Problem statement
Find every line in the records below that holds the word "Lift" and copy it.

[Stored records]
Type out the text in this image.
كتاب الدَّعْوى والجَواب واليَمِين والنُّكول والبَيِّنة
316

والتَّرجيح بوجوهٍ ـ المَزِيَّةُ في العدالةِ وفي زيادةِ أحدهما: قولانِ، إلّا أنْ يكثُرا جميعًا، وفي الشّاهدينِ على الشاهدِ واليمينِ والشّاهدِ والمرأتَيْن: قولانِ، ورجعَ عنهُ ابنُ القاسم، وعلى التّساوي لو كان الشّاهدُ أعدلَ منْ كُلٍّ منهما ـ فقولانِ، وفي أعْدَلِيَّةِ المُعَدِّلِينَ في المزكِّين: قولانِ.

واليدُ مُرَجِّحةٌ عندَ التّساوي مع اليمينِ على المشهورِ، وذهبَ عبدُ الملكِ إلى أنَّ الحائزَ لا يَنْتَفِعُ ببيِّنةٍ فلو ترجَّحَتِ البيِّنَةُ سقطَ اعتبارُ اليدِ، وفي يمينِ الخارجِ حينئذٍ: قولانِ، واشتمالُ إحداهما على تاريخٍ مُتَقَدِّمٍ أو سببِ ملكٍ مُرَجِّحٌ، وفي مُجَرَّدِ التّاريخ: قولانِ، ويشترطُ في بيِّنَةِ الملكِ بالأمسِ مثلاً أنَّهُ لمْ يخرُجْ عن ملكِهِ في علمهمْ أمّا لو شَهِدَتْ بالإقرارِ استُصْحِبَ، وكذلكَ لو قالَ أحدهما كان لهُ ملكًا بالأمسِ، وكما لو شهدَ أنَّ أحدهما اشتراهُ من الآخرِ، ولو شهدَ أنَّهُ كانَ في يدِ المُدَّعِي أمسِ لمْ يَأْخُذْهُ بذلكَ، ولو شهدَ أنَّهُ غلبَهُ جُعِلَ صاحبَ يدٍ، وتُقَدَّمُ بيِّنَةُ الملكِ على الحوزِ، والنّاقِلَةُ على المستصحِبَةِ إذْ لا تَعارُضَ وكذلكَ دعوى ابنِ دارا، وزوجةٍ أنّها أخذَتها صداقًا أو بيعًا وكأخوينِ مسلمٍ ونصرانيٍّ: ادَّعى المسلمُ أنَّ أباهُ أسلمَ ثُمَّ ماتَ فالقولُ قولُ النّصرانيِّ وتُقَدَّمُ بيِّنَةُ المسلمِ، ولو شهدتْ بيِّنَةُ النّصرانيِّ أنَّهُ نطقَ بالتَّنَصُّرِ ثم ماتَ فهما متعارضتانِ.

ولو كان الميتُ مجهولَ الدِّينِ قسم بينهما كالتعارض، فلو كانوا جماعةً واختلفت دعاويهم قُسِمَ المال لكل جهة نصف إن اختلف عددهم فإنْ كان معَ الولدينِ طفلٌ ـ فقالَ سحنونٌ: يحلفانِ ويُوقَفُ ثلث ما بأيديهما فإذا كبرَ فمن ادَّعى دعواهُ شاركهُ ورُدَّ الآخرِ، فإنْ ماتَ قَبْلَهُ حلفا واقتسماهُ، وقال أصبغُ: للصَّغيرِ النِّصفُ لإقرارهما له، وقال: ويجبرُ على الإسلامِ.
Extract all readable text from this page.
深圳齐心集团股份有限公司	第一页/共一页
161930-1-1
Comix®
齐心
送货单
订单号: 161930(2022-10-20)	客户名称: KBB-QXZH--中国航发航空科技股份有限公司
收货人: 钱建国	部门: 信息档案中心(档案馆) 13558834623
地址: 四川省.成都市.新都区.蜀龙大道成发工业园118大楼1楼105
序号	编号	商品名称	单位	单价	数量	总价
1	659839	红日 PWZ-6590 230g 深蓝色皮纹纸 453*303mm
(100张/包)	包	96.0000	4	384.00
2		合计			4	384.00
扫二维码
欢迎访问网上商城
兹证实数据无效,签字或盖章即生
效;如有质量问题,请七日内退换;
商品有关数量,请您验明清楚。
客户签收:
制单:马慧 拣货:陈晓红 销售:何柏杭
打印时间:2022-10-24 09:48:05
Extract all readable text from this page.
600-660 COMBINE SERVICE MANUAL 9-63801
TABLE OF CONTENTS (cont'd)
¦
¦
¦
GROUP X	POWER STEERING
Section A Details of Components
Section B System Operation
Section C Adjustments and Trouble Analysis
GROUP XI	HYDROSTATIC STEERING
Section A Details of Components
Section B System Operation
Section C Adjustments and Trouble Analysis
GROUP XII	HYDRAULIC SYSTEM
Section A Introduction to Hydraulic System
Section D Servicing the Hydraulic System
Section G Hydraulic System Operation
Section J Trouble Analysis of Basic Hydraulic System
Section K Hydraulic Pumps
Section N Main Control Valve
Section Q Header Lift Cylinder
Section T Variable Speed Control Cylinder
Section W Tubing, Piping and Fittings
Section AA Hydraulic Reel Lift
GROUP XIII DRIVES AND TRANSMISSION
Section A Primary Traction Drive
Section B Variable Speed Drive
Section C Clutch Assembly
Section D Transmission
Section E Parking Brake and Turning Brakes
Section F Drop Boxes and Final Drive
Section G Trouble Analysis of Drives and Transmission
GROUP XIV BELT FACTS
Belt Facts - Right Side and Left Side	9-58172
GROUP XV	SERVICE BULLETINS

Output for this exercise
Section Q Header Lift Cylinder
Section AA Hydraulic Reel Lift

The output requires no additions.